▸ **INPUT FOR THIS TASK**
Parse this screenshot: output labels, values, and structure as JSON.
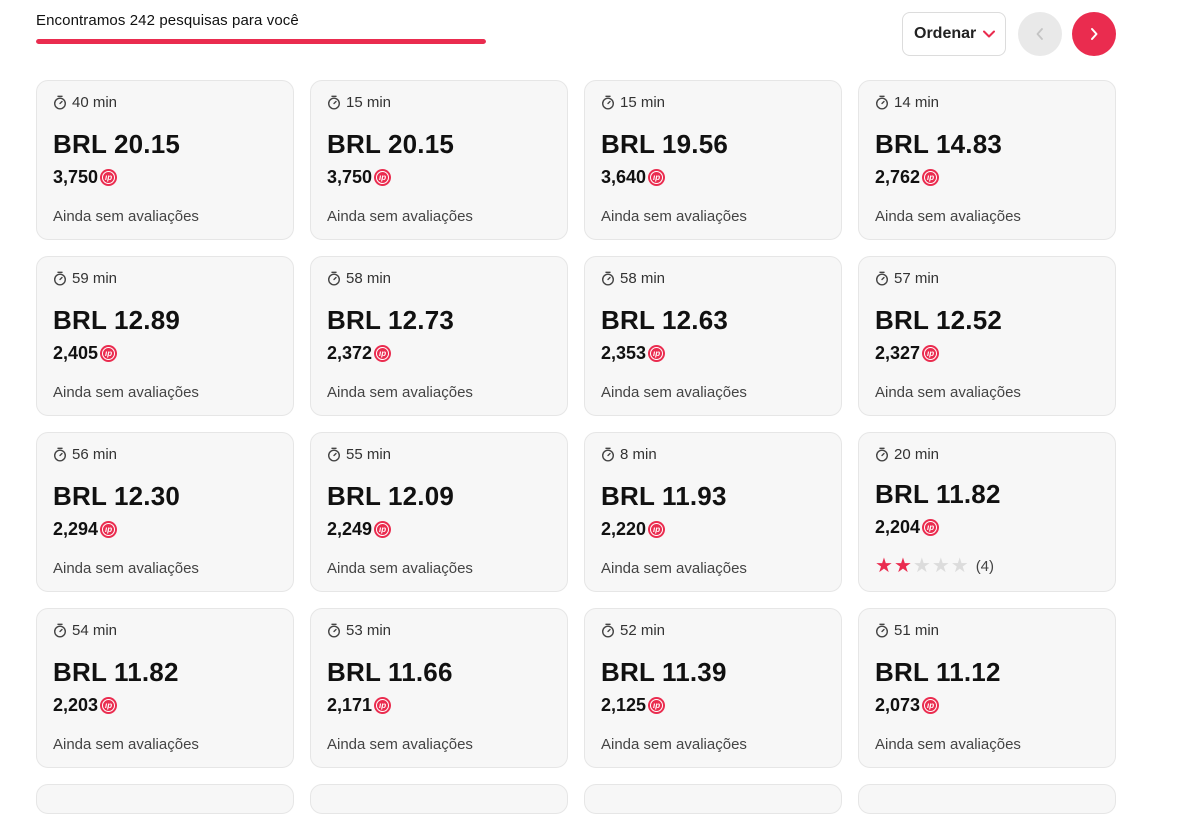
{
  "header": {
    "results_text": "Encontramos 242 pesquisas para você",
    "progress_fraction": 1.0,
    "sort_label": "Ordenar"
  },
  "colors": {
    "accent": "#ea2c4f",
    "card_bg": "#f7f7f7",
    "star_empty": "#dcdcdc"
  },
  "icons": {
    "timer": "stopwatch-icon",
    "points": "points-coin-icon",
    "sort": "chevron-down-icon",
    "prev": "chevron-left-icon",
    "next": "chevron-right-icon",
    "star": "star-icon"
  },
  "cards": [
    {
      "time": "40 min",
      "price": "BRL 20.15",
      "points": "3,750",
      "reviews": "Ainda sem avaliações"
    },
    {
      "time": "15 min",
      "price": "BRL 20.15",
      "points": "3,750",
      "reviews": "Ainda sem avaliações"
    },
    {
      "time": "15 min",
      "price": "BRL 19.56",
      "points": "3,640",
      "reviews": "Ainda sem avaliações"
    },
    {
      "time": "14 min",
      "price": "BRL 14.83",
      "points": "2,762",
      "reviews": "Ainda sem avaliações"
    },
    {
      "time": "59 min",
      "price": "BRL 12.89",
      "points": "2,405",
      "reviews": "Ainda sem avaliações"
    },
    {
      "time": "58 min",
      "price": "BRL 12.73",
      "points": "2,372",
      "reviews": "Ainda sem avaliações"
    },
    {
      "time": "58 min",
      "price": "BRL 12.63",
      "points": "2,353",
      "reviews": "Ainda sem avaliações"
    },
    {
      "time": "57 min",
      "price": "BRL 12.52",
      "points": "2,327",
      "reviews": "Ainda sem avaliações"
    },
    {
      "time": "56 min",
      "price": "BRL 12.30",
      "points": "2,294",
      "reviews": "Ainda sem avaliações"
    },
    {
      "time": "55 min",
      "price": "BRL 12.09",
      "points": "2,249",
      "reviews": "Ainda sem avaliações"
    },
    {
      "time": "8 min",
      "price": "BRL 11.93",
      "points": "2,220",
      "reviews": "Ainda sem avaliações"
    },
    {
      "time": "20 min",
      "price": "BRL 11.82",
      "points": "2,204",
      "rating": 2,
      "rating_max": 5,
      "review_count": "(4)"
    },
    {
      "time": "54 min",
      "price": "BRL 11.82",
      "points": "2,203",
      "reviews": "Ainda sem avaliações"
    },
    {
      "time": "53 min",
      "price": "BRL 11.66",
      "points": "2,171",
      "reviews": "Ainda sem avaliações"
    },
    {
      "time": "52 min",
      "price": "BRL 11.39",
      "points": "2,125",
      "reviews": "Ainda sem avaliações"
    },
    {
      "time": "51 min",
      "price": "BRL 11.12",
      "points": "2,073",
      "reviews": "Ainda sem avaliações"
    }
  ]
}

▸ **DESCRIPTION OF THE TASK**
Go through the lines above. Select every one that has the string "chevron".

▸ **SOLUTION BELOW**
    "sort": "chevron-down-icon",
    "prev": "chevron-left-icon",
    "next": "chevron-right-icon",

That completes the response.